** start of Data section **

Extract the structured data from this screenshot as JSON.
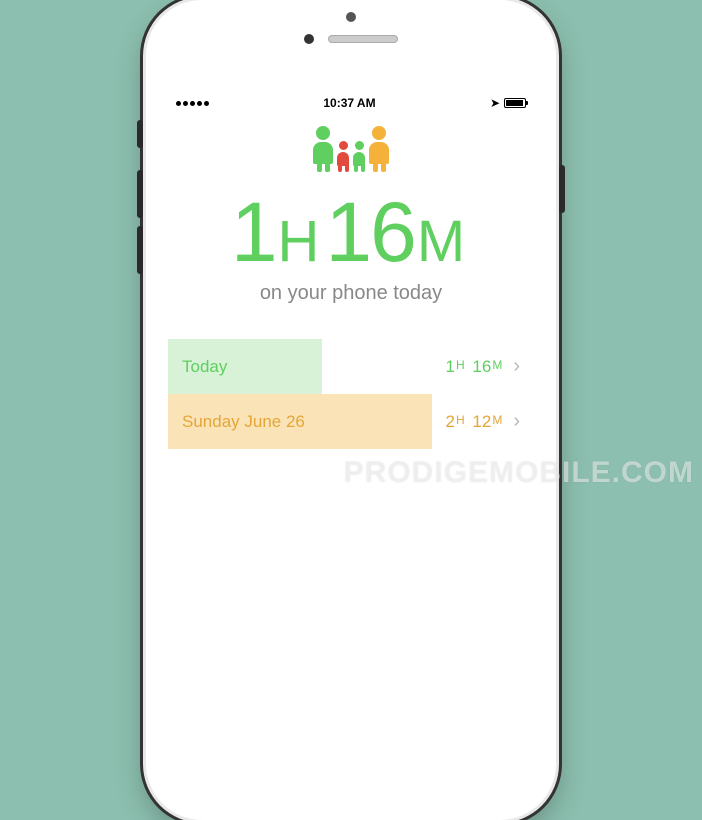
{
  "statusbar": {
    "signal_dots": 5,
    "time": "10:37 AM",
    "location_glyph": "➤"
  },
  "hero": {
    "time_display": "1H 16M",
    "hours": "1",
    "hours_unit": "H",
    "minutes": "16",
    "minutes_unit": "M",
    "subtitle": "on your phone today"
  },
  "history": [
    {
      "label": "Today",
      "value_hours": "1",
      "value_minutes": "16",
      "color": "green",
      "bar_pct": 42
    },
    {
      "label": "Sunday June 26",
      "value_hours": "2",
      "value_minutes": "12",
      "color": "orange",
      "bar_pct": 72
    }
  ],
  "watermark": "PRODIGEMOBILE.COM",
  "icons": {
    "family": "family-icon",
    "location": "location-arrow-icon",
    "chevron": "chevron-right-icon",
    "battery": "battery-icon",
    "signal": "signal-dots-icon"
  }
}
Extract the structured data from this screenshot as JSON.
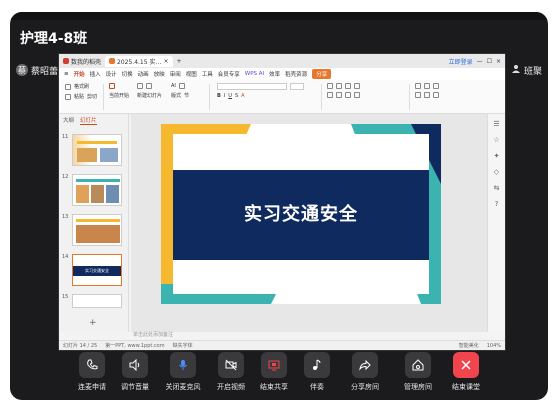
{
  "room": {
    "title": "护理4-8班"
  },
  "presenter": {
    "avatar_initial": "蔡",
    "name": "蔡昭蕾"
  },
  "attendees": {
    "label": "班聚"
  },
  "screen": {
    "tabs": [
      {
        "label": "数我的稻壳",
        "color": "#d33c31"
      },
      {
        "label": "2025.4.15 实…",
        "color": "#e8772e"
      }
    ],
    "tab_right": {
      "login": "立即登录",
      "share": "分享"
    },
    "menu": [
      "开始",
      "插入",
      "设计",
      "切换",
      "动画",
      "放映",
      "审阅",
      "视图",
      "工具",
      "会员专享",
      "WPS AI",
      "效率",
      "稻壳资源"
    ],
    "menu_active": "开始",
    "wps_ai": "WPS AI",
    "ribbon": {
      "format_painter": "格式刷",
      "paste": "粘贴",
      "cut": "剪切",
      "current_start": "当前开始",
      "new_slide": "新建幻灯片",
      "layout": "版式",
      "section": "节",
      "ai_label": "AI"
    },
    "thumbs_tabs": [
      "大纲",
      "幻灯片"
    ],
    "thumb_numbers": [
      "11",
      "12",
      "13",
      "14",
      "15"
    ],
    "selected_thumb_text": "实习交通安全",
    "slide": {
      "title": "实习交通安全"
    },
    "notes_hint": "单击此处添加备注",
    "status": {
      "slide_pos": "幻灯片 14 / 25",
      "theme": "第一PPT, www.1ppt.com",
      "font_hint": "缺失字体",
      "smart_beauty": "智能美化",
      "zoom": "104%"
    },
    "right_rail_icons": [
      "properties-icon",
      "star-icon",
      "magic-icon",
      "shapes-icon",
      "translate-icon",
      "help-icon"
    ]
  },
  "controls": [
    {
      "label": "连麦申请",
      "icon": "phone-icon"
    },
    {
      "label": "调节音量",
      "icon": "speaker-icon"
    },
    {
      "label": "关闭麦克风",
      "icon": "mic-icon"
    },
    {
      "label": "开启视频",
      "icon": "video-off-icon"
    },
    {
      "label": "结束共享",
      "icon": "stop-share-icon"
    },
    {
      "label": "伴奏",
      "icon": "music-icon"
    },
    {
      "label": "分享房间",
      "icon": "share-icon"
    },
    {
      "label": "管理房间",
      "icon": "home-gear-icon"
    },
    {
      "label": "结束课堂",
      "icon": "close-icon"
    }
  ],
  "colors": {
    "accent_red": "#f0454f",
    "slide_navy": "#0f2a5e",
    "slide_teal": "#3bb3b0",
    "slide_yellow": "#f5b82e"
  }
}
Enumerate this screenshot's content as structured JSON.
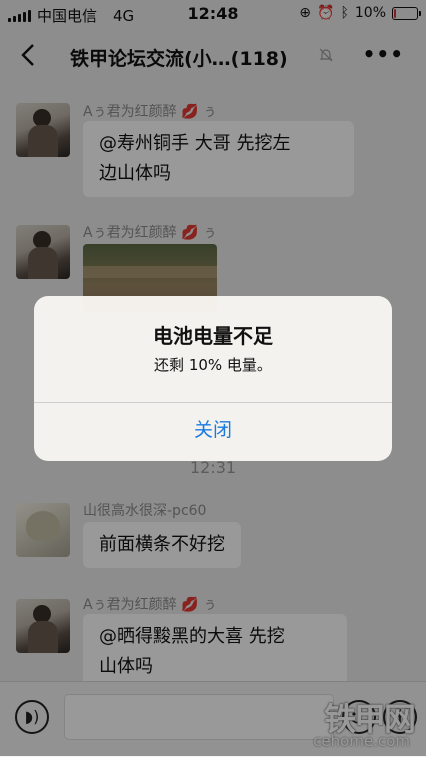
{
  "status_bar": {
    "carrier": "中国电信",
    "network": "4G",
    "time": "12:48",
    "battery_percent_text": "10%",
    "battery_level": 0.1
  },
  "nav": {
    "back_icon": "chevron-left-icon",
    "title": "铁甲论坛交流(小…(118)",
    "mute_icon": "bell-off-icon",
    "more_label": "•••"
  },
  "messages": [
    {
      "sender": "Aぅ君为红颜醉",
      "sender_suffix": "ぅ",
      "sender_emoji": "💋",
      "text_line1": "@寿州铜手 大哥 先挖左",
      "text_line2": "边山体吗"
    },
    {
      "sender": "Aぅ君为红颜醉",
      "sender_suffix": "ぅ",
      "sender_emoji": "💋",
      "type": "image"
    },
    {
      "sender": "山很高水很深-pc60",
      "text": "前面横条不好挖"
    },
    {
      "sender": "Aぅ君为红颜醉",
      "sender_suffix": "ぅ",
      "sender_emoji": "💋",
      "text_line1": "@晒得黢黑的大喜 先挖",
      "text_line2": "山体吗"
    }
  ],
  "timestamp": "12:31",
  "alert": {
    "title": "电池电量不足",
    "message": "还剩 10% 电量。",
    "button": "关闭",
    "button_color": "#1a7ae0"
  },
  "watermark": {
    "logo_text": "铁甲网",
    "site": "cehome.com"
  }
}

** end of Data section **

Exercise description:
Copy all the data exactly as written, but skip any picture.

Answer to the task:
Extract the structured data from this screenshot as JSON.
{
  "statusbar": {
    "signal_dots": 5,
    "time": "10:37 AM",
    "location_glyph": "➤"
  },
  "hero": {
    "time_display": "1H 16M",
    "hours": "1",
    "hours_unit": "H",
    "minutes": "16",
    "minutes_unit": "M",
    "subtitle": "on your phone today"
  },
  "history": [
    {
      "label": "Today",
      "value_hours": "1",
      "value_minutes": "16",
      "color": "green",
      "bar_pct": 42
    },
    {
      "label": "Sunday June 26",
      "value_hours": "2",
      "value_minutes": "12",
      "color": "orange",
      "bar_pct": 72
    }
  ],
  "watermark": "PRODIGEMOBILE.COM",
  "icons": {
    "family": "family-icon",
    "location": "location-arrow-icon",
    "chevron": "chevron-right-icon",
    "battery": "battery-icon",
    "signal": "signal-dots-icon"
  }
}
Extract the structured data from this screenshot as JSON.
{
  "room": {
    "title": "护理4-8班"
  },
  "presenter": {
    "avatar_initial": "蔡",
    "name": "蔡昭蕾"
  },
  "attendees": {
    "label": "班聚"
  },
  "screen": {
    "tabs": [
      {
        "label": "数我的稻壳",
        "color": "#d33c31"
      },
      {
        "label": "2025.4.15 实…",
        "color": "#e8772e"
      }
    ],
    "tab_right": {
      "login": "立即登录",
      "share": "分享"
    },
    "menu": [
      "开始",
      "插入",
      "设计",
      "切换",
      "动画",
      "放映",
      "审阅",
      "视图",
      "工具",
      "会员专享",
      "WPS AI",
      "效率",
      "稻壳资源"
    ],
    "menu_active": "开始",
    "wps_ai": "WPS AI",
    "ribbon": {
      "format_painter": "格式刷",
      "paste": "粘贴",
      "cut": "剪切",
      "current_start": "当前开始",
      "new_slide": "新建幻灯片",
      "layout": "版式",
      "section": "节",
      "ai_label": "AI"
    },
    "thumbs_tabs": [
      "大纲",
      "幻灯片"
    ],
    "thumb_numbers": [
      "11",
      "12",
      "13",
      "14",
      "15"
    ],
    "selected_thumb_text": "实习交通安全",
    "slide": {
      "title": "实习交通安全"
    },
    "notes_hint": "单击此处添加备注",
    "status": {
      "slide_pos": "幻灯片 14 / 25",
      "theme": "第一PPT, www.1ppt.com",
      "font_hint": "缺失字体",
      "smart_beauty": "智能美化",
      "zoom": "104%"
    },
    "right_rail_icons": [
      "properties-icon",
      "star-icon",
      "magic-icon",
      "shapes-icon",
      "translate-icon",
      "help-icon"
    ]
  },
  "controls": [
    {
      "label": "连麦申请",
      "icon": "phone-icon"
    },
    {
      "label": "调节音量",
      "icon": "speaker-icon"
    },
    {
      "label": "关闭麦克风",
      "icon": "mic-icon"
    },
    {
      "label": "开启视频",
      "icon": "video-off-icon"
    },
    {
      "label": "结束共享",
      "icon": "stop-share-icon"
    },
    {
      "label": "伴奏",
      "icon": "music-icon"
    },
    {
      "label": "分享房间",
      "icon": "share-icon"
    },
    {
      "label": "管理房间",
      "icon": "home-gear-icon"
    },
    {
      "label": "结束课堂",
      "icon": "close-icon"
    }
  ],
  "colors": {
    "accent_red": "#f0454f",
    "slide_navy": "#0f2a5e",
    "slide_teal": "#3bb3b0",
    "slide_yellow": "#f5b82e"
  }
}
Enumerate this screenshot's content as structured JSON.
{
  "status_bar": {
    "carrier": "中国电信",
    "network": "4G",
    "time": "12:48",
    "battery_percent_text": "10%",
    "battery_level": 0.1
  },
  "nav": {
    "back_icon": "chevron-left-icon",
    "title": "铁甲论坛交流(小…(118)",
    "mute_icon": "bell-off-icon",
    "more_label": "•••"
  },
  "messages": [
    {
      "sender": "Aぅ君为红颜醉",
      "sender_suffix": "ぅ",
      "sender_emoji": "💋",
      "text_line1": "@寿州铜手 大哥 先挖左",
      "text_line2": "边山体吗"
    },
    {
      "sender": "Aぅ君为红颜醉",
      "sender_suffix": "ぅ",
      "sender_emoji": "💋",
      "type": "image"
    },
    {
      "sender": "山很高水很深-pc60",
      "text": "前面横条不好挖"
    },
    {
      "sender": "Aぅ君为红颜醉",
      "sender_suffix": "ぅ",
      "sender_emoji": "💋",
      "text_line1": "@晒得黢黑的大喜 先挖",
      "text_line2": "山体吗"
    }
  ],
  "timestamp": "12:31",
  "alert": {
    "title": "电池电量不足",
    "message": "还剩 10% 电量。",
    "button": "关闭",
    "button_color": "#1a7ae0"
  },
  "watermark": {
    "logo_text": "铁甲网",
    "site": "cehome.com"
  }
}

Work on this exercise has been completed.